## EXERCISE TASK:
Copy each line in which the string "JSON" occurs.

(Dataset items)
- - - - - - -

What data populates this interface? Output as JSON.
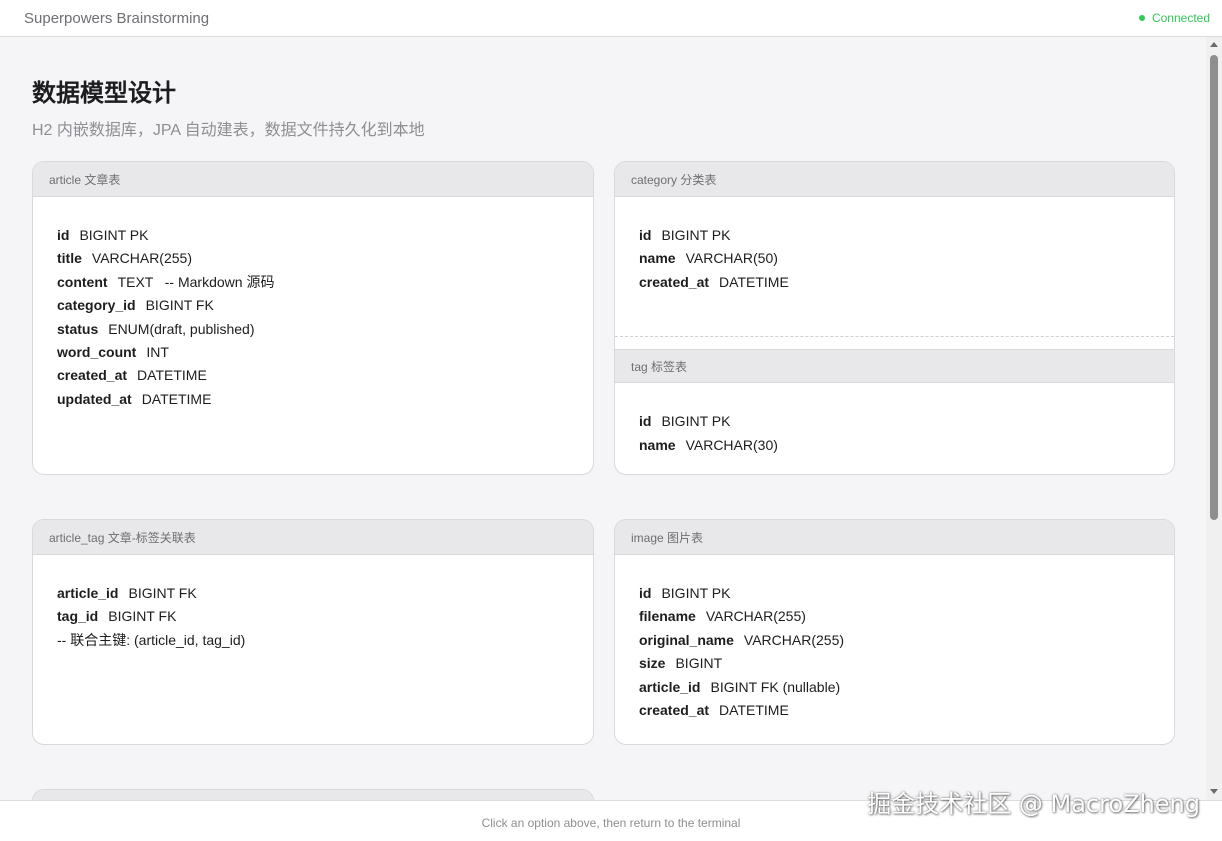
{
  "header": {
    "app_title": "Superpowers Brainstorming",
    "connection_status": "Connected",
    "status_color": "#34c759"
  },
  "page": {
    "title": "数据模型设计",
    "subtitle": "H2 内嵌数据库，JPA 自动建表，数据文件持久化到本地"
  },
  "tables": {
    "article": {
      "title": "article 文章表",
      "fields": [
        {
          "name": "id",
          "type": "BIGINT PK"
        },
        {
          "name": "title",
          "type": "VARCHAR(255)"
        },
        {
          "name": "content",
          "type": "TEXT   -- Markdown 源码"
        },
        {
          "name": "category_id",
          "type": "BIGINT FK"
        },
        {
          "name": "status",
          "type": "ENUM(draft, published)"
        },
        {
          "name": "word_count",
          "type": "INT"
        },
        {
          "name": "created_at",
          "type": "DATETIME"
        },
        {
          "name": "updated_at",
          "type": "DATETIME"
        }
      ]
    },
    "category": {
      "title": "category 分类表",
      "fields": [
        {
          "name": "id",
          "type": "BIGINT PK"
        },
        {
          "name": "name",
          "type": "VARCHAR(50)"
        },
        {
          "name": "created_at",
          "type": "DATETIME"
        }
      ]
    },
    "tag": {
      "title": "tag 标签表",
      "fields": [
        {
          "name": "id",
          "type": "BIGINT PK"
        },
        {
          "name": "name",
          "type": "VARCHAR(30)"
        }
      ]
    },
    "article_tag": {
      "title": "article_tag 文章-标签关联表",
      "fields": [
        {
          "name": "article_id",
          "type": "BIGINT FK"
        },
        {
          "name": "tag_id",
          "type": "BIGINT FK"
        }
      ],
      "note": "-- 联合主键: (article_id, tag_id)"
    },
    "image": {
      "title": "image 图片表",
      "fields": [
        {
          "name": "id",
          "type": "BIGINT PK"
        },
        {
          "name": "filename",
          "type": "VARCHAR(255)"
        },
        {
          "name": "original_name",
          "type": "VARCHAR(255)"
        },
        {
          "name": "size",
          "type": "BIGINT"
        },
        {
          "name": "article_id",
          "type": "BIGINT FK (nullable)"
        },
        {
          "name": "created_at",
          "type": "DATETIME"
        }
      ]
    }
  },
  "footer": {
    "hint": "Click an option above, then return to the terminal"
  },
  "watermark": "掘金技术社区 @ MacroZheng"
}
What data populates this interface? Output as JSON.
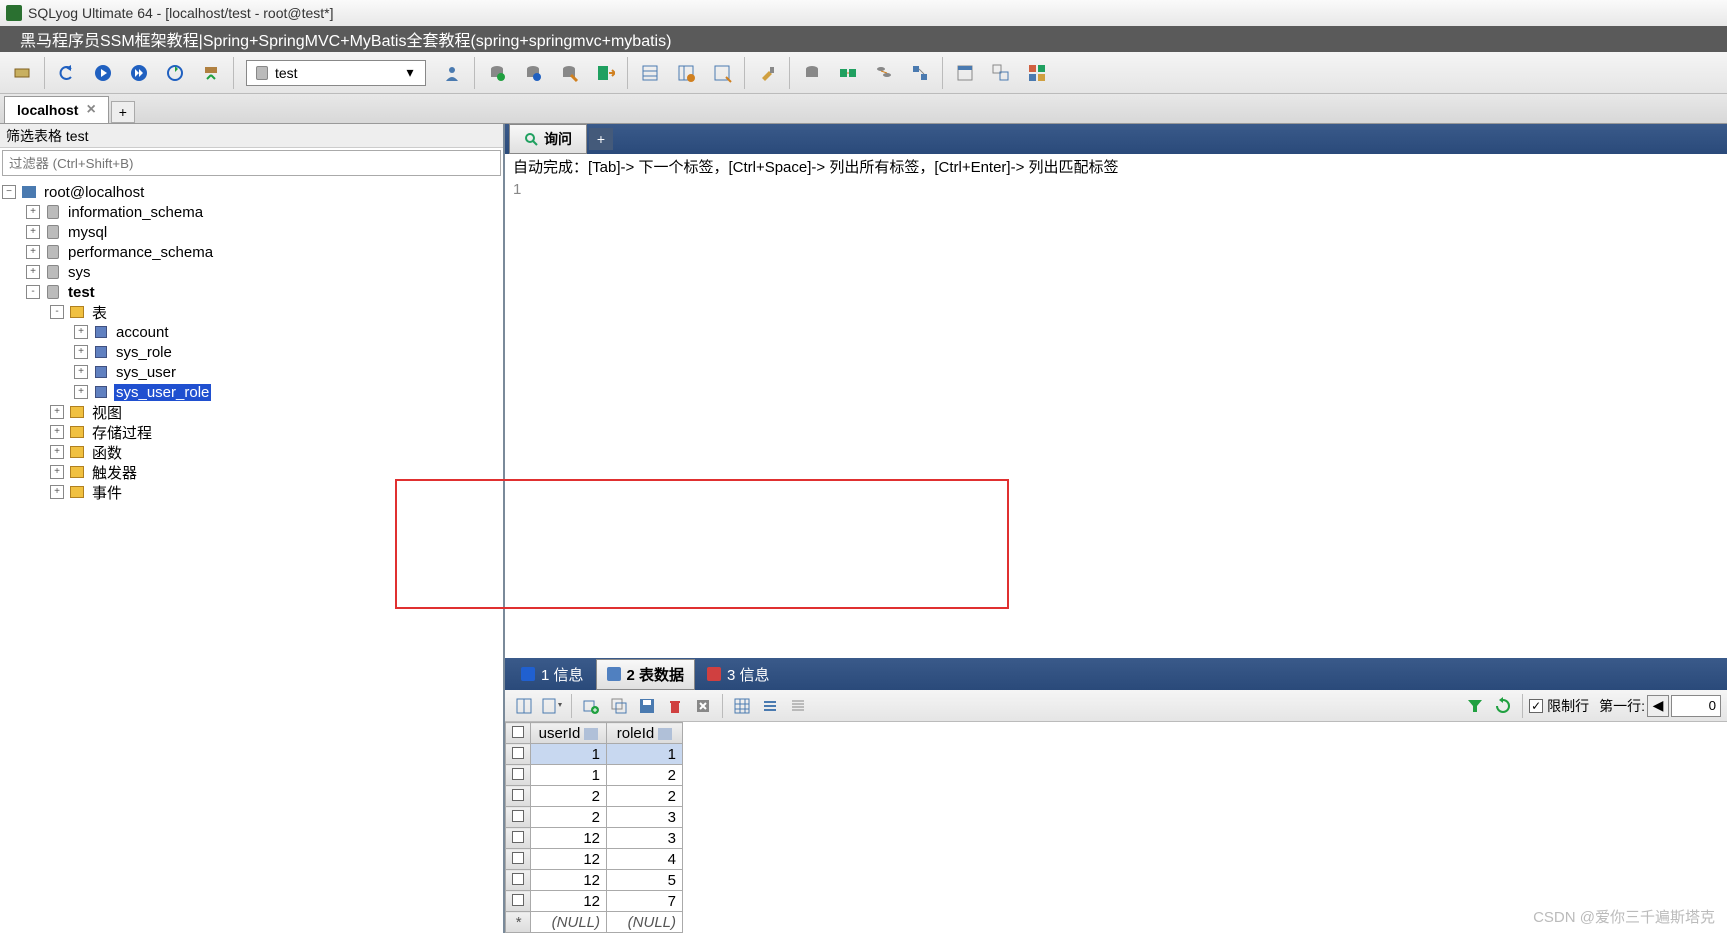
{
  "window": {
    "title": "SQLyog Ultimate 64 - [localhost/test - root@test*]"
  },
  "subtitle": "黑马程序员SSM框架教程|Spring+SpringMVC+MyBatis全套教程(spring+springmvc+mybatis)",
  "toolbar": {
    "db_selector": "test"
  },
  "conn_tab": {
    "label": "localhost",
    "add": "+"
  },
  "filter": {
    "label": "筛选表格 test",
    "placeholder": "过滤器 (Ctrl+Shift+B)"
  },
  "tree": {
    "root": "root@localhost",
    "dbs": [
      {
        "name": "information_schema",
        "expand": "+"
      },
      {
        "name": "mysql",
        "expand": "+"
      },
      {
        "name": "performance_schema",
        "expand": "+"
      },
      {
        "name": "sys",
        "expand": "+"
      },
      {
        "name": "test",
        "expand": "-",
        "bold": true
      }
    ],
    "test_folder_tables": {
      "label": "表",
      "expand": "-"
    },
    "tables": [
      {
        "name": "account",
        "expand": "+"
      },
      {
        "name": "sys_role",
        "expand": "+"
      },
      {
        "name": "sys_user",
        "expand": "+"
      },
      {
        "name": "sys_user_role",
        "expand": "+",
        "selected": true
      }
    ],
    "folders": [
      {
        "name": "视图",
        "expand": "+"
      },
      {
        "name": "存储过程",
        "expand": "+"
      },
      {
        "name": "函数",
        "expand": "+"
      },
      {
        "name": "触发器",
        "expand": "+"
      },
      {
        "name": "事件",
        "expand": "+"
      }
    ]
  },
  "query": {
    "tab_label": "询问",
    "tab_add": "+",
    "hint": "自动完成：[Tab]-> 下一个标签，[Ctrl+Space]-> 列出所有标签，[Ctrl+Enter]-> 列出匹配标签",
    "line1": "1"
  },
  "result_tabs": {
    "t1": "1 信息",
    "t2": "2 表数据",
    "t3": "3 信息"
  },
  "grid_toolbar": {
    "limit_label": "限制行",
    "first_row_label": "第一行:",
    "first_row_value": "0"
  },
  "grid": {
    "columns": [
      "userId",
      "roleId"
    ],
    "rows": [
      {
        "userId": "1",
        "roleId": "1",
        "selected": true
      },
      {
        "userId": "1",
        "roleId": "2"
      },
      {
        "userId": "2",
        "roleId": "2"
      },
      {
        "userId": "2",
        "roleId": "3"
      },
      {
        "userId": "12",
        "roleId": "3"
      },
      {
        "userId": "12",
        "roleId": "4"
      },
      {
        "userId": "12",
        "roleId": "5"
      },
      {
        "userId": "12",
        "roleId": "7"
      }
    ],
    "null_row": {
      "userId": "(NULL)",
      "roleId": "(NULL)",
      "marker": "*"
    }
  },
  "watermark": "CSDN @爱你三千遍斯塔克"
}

- - - - - - -

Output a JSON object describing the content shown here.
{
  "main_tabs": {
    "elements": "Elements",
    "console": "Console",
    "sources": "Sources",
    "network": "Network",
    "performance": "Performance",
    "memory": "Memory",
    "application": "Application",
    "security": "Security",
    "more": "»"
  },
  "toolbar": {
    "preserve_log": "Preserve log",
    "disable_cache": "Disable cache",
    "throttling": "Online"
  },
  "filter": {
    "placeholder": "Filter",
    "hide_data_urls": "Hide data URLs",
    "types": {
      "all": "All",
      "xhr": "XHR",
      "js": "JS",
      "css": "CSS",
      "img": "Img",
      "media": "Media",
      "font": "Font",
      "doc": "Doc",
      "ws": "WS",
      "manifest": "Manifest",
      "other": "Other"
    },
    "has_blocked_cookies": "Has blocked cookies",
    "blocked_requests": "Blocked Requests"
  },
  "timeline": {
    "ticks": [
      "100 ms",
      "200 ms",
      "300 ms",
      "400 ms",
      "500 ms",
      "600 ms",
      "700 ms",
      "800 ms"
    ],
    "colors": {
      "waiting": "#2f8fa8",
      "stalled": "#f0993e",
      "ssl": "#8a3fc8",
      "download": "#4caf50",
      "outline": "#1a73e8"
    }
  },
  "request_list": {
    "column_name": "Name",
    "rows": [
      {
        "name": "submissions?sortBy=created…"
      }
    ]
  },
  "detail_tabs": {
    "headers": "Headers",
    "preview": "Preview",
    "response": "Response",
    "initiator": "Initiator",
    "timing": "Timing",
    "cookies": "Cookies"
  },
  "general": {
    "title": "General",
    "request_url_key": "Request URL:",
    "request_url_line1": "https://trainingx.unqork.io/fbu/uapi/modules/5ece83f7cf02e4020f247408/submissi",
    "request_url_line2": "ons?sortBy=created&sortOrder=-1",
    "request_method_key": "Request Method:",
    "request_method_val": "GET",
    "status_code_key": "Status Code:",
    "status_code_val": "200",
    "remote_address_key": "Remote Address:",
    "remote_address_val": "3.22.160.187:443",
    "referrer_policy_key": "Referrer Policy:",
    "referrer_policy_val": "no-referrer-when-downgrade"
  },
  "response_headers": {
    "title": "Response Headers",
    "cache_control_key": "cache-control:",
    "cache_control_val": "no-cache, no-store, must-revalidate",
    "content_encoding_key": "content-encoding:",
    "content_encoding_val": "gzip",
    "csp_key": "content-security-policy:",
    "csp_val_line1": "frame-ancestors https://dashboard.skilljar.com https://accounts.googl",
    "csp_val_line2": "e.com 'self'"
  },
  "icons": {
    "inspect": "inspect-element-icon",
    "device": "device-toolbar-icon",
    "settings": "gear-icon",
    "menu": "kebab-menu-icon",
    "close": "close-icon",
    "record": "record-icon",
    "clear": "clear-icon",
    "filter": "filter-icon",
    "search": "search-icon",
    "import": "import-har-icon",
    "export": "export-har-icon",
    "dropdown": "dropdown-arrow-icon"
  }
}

- - - - - - -

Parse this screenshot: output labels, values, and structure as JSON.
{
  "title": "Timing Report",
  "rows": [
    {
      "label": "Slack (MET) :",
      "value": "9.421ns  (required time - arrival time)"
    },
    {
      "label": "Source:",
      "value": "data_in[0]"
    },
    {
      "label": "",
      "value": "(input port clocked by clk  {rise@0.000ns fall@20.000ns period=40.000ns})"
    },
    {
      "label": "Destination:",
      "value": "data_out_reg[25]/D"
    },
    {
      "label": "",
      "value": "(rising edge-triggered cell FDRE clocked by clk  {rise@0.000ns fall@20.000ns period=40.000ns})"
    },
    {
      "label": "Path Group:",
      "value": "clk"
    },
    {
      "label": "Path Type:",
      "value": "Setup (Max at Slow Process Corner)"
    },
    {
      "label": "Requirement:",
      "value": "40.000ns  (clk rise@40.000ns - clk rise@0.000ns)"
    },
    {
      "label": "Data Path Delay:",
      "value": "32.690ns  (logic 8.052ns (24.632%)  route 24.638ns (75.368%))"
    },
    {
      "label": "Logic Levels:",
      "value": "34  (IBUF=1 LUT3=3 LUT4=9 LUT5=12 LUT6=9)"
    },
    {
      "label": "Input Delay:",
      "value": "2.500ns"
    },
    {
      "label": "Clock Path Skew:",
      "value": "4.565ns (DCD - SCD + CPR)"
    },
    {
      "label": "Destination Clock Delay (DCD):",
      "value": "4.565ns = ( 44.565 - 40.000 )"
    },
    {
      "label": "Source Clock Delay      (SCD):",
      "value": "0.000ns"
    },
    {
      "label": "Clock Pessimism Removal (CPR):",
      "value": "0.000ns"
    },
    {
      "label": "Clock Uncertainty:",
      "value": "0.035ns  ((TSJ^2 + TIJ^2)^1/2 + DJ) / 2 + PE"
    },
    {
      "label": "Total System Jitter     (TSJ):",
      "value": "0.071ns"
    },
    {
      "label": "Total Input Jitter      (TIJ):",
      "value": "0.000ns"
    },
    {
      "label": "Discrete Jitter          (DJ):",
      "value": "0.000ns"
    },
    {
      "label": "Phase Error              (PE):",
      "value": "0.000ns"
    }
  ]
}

- - - - - - -

## SOLUTION:
What data populates this interface? Output as JSON.
What data populates this interface? Output as JSON.
Output a JSON object describing the content shown here.
Parse this screenshot: output labels, values, and structure as JSON.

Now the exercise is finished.